What you need to do: Reproduce the complete listing without any deviation.
--- Start of Provided records ---
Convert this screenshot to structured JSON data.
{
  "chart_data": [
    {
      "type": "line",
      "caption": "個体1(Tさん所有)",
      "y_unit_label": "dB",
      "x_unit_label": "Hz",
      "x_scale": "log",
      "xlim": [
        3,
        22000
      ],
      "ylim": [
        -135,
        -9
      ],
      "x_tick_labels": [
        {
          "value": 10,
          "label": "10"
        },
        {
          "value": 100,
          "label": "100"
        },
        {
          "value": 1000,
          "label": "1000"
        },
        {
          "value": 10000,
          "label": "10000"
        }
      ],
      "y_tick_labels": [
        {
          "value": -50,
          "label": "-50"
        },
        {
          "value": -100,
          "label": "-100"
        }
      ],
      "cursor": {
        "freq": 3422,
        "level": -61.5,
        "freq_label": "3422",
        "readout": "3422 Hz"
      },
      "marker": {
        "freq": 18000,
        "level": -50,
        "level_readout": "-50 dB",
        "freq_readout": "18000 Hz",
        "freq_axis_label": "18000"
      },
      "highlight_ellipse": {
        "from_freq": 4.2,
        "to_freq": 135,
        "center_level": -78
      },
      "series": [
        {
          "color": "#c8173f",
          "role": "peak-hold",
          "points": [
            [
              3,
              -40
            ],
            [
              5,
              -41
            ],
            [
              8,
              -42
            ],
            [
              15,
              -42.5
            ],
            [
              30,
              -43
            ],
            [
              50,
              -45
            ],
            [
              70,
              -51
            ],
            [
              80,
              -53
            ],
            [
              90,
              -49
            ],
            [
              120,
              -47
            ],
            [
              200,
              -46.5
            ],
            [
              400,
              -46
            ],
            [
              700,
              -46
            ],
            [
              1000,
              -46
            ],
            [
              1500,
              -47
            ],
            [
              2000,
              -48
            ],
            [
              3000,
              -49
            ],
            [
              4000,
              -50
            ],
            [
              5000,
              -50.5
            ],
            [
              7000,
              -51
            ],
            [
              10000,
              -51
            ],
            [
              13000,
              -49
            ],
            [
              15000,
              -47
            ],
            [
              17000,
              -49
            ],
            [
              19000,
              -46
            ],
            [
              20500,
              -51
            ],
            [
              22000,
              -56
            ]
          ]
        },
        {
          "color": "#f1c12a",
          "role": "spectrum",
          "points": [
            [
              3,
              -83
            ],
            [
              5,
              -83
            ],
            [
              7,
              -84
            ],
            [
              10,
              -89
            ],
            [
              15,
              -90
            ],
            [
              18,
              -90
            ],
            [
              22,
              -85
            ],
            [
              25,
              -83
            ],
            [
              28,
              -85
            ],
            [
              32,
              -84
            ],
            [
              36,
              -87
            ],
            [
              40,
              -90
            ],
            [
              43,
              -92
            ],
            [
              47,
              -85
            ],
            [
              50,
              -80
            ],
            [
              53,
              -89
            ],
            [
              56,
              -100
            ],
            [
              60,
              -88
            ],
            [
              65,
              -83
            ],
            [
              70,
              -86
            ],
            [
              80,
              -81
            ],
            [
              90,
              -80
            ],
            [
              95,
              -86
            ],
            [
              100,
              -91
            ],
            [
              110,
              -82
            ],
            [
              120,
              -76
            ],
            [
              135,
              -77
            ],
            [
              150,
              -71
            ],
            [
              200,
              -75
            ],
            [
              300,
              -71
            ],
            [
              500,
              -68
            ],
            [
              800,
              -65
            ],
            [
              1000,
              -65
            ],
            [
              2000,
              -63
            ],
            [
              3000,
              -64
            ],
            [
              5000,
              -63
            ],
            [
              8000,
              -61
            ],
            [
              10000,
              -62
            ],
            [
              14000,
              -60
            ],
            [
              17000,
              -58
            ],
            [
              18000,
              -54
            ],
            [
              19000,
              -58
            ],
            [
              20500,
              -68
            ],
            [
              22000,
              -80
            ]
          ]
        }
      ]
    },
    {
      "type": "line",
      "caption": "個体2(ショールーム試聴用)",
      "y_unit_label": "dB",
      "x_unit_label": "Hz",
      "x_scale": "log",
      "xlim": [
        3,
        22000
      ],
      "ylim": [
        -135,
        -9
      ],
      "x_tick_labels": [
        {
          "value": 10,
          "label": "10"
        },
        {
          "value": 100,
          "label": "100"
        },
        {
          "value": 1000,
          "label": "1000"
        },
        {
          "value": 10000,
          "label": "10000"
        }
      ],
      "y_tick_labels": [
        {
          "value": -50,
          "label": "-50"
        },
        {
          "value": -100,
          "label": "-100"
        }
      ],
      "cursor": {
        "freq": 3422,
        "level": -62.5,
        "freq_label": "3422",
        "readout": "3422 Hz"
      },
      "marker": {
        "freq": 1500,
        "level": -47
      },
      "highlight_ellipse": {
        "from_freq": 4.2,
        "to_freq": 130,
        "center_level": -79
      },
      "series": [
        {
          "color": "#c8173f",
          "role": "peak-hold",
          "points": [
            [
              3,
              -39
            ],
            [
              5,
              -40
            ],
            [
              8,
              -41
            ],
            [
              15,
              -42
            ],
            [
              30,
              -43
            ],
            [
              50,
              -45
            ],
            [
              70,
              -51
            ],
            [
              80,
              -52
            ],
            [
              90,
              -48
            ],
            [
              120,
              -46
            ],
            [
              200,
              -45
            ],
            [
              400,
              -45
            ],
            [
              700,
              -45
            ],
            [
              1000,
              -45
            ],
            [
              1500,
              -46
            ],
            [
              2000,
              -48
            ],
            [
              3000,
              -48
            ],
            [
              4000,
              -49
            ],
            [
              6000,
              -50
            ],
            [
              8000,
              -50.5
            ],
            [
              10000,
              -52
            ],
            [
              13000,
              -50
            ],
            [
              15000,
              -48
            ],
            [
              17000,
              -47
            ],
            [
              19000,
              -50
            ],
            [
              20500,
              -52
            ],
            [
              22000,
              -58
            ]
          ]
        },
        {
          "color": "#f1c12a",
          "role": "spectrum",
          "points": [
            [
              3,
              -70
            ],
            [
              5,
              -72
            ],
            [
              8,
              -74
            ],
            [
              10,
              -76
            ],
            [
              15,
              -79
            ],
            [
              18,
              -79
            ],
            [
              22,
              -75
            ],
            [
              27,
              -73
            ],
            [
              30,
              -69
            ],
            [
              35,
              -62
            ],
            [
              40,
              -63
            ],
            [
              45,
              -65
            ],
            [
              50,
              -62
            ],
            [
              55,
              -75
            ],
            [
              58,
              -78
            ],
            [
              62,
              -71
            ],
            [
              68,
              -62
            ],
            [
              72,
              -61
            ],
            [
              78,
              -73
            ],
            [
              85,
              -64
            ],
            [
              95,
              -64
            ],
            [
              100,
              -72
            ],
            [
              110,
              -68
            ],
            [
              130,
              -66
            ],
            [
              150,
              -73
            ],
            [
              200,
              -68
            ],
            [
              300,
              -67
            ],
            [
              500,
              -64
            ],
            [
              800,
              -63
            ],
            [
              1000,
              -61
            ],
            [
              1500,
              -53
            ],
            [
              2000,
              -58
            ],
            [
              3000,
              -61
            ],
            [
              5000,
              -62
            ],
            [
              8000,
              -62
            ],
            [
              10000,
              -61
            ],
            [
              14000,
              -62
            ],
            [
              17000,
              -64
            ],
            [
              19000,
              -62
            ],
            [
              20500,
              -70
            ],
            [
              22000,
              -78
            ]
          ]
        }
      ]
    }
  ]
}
--- End of Provided records ---
Answer below:
Convert this screenshot to structured JSON data.
{
  "chart_data": [
    {
      "type": "line",
      "caption": "個体1(Tさん所有)",
      "y_unit_label": "dB",
      "x_unit_label": "Hz",
      "x_scale": "log",
      "xlim": [
        3,
        22000
      ],
      "ylim": [
        -135,
        -9
      ],
      "x_tick_labels": [
        {
          "value": 10,
          "label": "10"
        },
        {
          "value": 100,
          "label": "100"
        },
        {
          "value": 1000,
          "label": "1000"
        },
        {
          "value": 10000,
          "label": "10000"
        }
      ],
      "y_tick_labels": [
        {
          "value": -50,
          "label": "-50"
        },
        {
          "value": -100,
          "label": "-100"
        }
      ],
      "cursor": {
        "freq": 3422,
        "level": -61.5,
        "freq_label": "3422",
        "readout": "3422 Hz"
      },
      "marker": {
        "freq": 18000,
        "level": -50,
        "level_readout": "-50 dB",
        "freq_readout": "18000 Hz",
        "freq_axis_label": "18000"
      },
      "highlight_ellipse": {
        "from_freq": 4.2,
        "to_freq": 135,
        "center_level": -78
      },
      "series": [
        {
          "color": "#c8173f",
          "role": "peak-hold",
          "points": [
            [
              3,
              -40
            ],
            [
              5,
              -41
            ],
            [
              8,
              -42
            ],
            [
              15,
              -42.5
            ],
            [
              30,
              -43
            ],
            [
              50,
              -45
            ],
            [
              70,
              -51
            ],
            [
              80,
              -53
            ],
            [
              90,
              -49
            ],
            [
              120,
              -47
            ],
            [
              200,
              -46.5
            ],
            [
              400,
              -46
            ],
            [
              700,
              -46
            ],
            [
              1000,
              -46
            ],
            [
              1500,
              -47
            ],
            [
              2000,
              -48
            ],
            [
              3000,
              -49
            ],
            [
              4000,
              -50
            ],
            [
              5000,
              -50.5
            ],
            [
              7000,
              -51
            ],
            [
              10000,
              -51
            ],
            [
              13000,
              -49
            ],
            [
              15000,
              -47
            ],
            [
              17000,
              -49
            ],
            [
              19000,
              -46
            ],
            [
              20500,
              -51
            ],
            [
              22000,
              -56
            ]
          ]
        },
        {
          "color": "#f1c12a",
          "role": "spectrum",
          "points": [
            [
              3,
              -83
            ],
            [
              5,
              -83
            ],
            [
              7,
              -84
            ],
            [
              10,
              -89
            ],
            [
              15,
              -90
            ],
            [
              18,
              -90
            ],
            [
              22,
              -85
            ],
            [
              25,
              -83
            ],
            [
              28,
              -85
            ],
            [
              32,
              -84
            ],
            [
              36,
              -87
            ],
            [
              40,
              -90
            ],
            [
              43,
              -92
            ],
            [
              47,
              -85
            ],
            [
              50,
              -80
            ],
            [
              53,
              -89
            ],
            [
              56,
              -100
            ],
            [
              60,
              -88
            ],
            [
              65,
              -83
            ],
            [
              70,
              -86
            ],
            [
              80,
              -81
            ],
            [
              90,
              -80
            ],
            [
              95,
              -86
            ],
            [
              100,
              -91
            ],
            [
              110,
              -82
            ],
            [
              120,
              -76
            ],
            [
              135,
              -77
            ],
            [
              150,
              -71
            ],
            [
              200,
              -75
            ],
            [
              300,
              -71
            ],
            [
              500,
              -68
            ],
            [
              800,
              -65
            ],
            [
              1000,
              -65
            ],
            [
              2000,
              -63
            ],
            [
              3000,
              -64
            ],
            [
              5000,
              -63
            ],
            [
              8000,
              -61
            ],
            [
              10000,
              -62
            ],
            [
              14000,
              -60
            ],
            [
              17000,
              -58
            ],
            [
              18000,
              -54
            ],
            [
              19000,
              -58
            ],
            [
              20500,
              -68
            ],
            [
              22000,
              -80
            ]
          ]
        }
      ]
    },
    {
      "type": "line",
      "caption": "個体2(ショールーム試聴用)",
      "y_unit_label": "dB",
      "x_unit_label": "Hz",
      "x_scale": "log",
      "xlim": [
        3,
        22000
      ],
      "ylim": [
        -135,
        -9
      ],
      "x_tick_labels": [
        {
          "value": 10,
          "label": "10"
        },
        {
          "value": 100,
          "label": "100"
        },
        {
          "value": 1000,
          "label": "1000"
        },
        {
          "value": 10000,
          "label": "10000"
        }
      ],
      "y_tick_labels": [
        {
          "value": -50,
          "label": "-50"
        },
        {
          "value": -100,
          "label": "-100"
        }
      ],
      "cursor": {
        "freq": 3422,
        "level": -62.5,
        "freq_label": "3422",
        "readout": "3422 Hz"
      },
      "marker": {
        "freq": 1500,
        "level": -47
      },
      "highlight_ellipse": {
        "from_freq": 4.2,
        "to_freq": 130,
        "center_level": -79
      },
      "series": [
        {
          "color": "#c8173f",
          "role": "peak-hold",
          "points": [
            [
              3,
              -39
            ],
            [
              5,
              -40
            ],
            [
              8,
              -41
            ],
            [
              15,
              -42
            ],
            [
              30,
              -43
            ],
            [
              50,
              -45
            ],
            [
              70,
              -51
            ],
            [
              80,
              -52
            ],
            [
              90,
              -48
            ],
            [
              120,
              -46
            ],
            [
              200,
              -45
            ],
            [
              400,
              -45
            ],
            [
              700,
              -45
            ],
            [
              1000,
              -45
            ],
            [
              1500,
              -46
            ],
            [
              2000,
              -48
            ],
            [
              3000,
              -48
            ],
            [
              4000,
              -49
            ],
            [
              6000,
              -50
            ],
            [
              8000,
              -50.5
            ],
            [
              10000,
              -52
            ],
            [
              13000,
              -50
            ],
            [
              15000,
              -48
            ],
            [
              17000,
              -47
            ],
            [
              19000,
              -50
            ],
            [
              20500,
              -52
            ],
            [
              22000,
              -58
            ]
          ]
        },
        {
          "color": "#f1c12a",
          "role": "spectrum",
          "points": [
            [
              3,
              -70
            ],
            [
              5,
              -72
            ],
            [
              8,
              -74
            ],
            [
              10,
              -76
            ],
            [
              15,
              -79
            ],
            [
              18,
              -79
            ],
            [
              22,
              -75
            ],
            [
              27,
              -73
            ],
            [
              30,
              -69
            ],
            [
              35,
              -62
            ],
            [
              40,
              -63
            ],
            [
              45,
              -65
            ],
            [
              50,
              -62
            ],
            [
              55,
              -75
            ],
            [
              58,
              -78
            ],
            [
              62,
              -71
            ],
            [
              68,
              -62
            ],
            [
              72,
              -61
            ],
            [
              78,
              -73
            ],
            [
              85,
              -64
            ],
            [
              95,
              -64
            ],
            [
              100,
              -72
            ],
            [
              110,
              -68
            ],
            [
              130,
              -66
            ],
            [
              150,
              -73
            ],
            [
              200,
              -68
            ],
            [
              300,
              -67
            ],
            [
              500,
              -64
            ],
            [
              800,
              -63
            ],
            [
              1000,
              -61
            ],
            [
              1500,
              -53
            ],
            [
              2000,
              -58
            ],
            [
              3000,
              -61
            ],
            [
              5000,
              -62
            ],
            [
              8000,
              -62
            ],
            [
              10000,
              -61
            ],
            [
              14000,
              -62
            ],
            [
              17000,
              -64
            ],
            [
              19000,
              -62
            ],
            [
              20500,
              -70
            ],
            [
              22000,
              -78
            ]
          ]
        }
      ]
    }
  ]
}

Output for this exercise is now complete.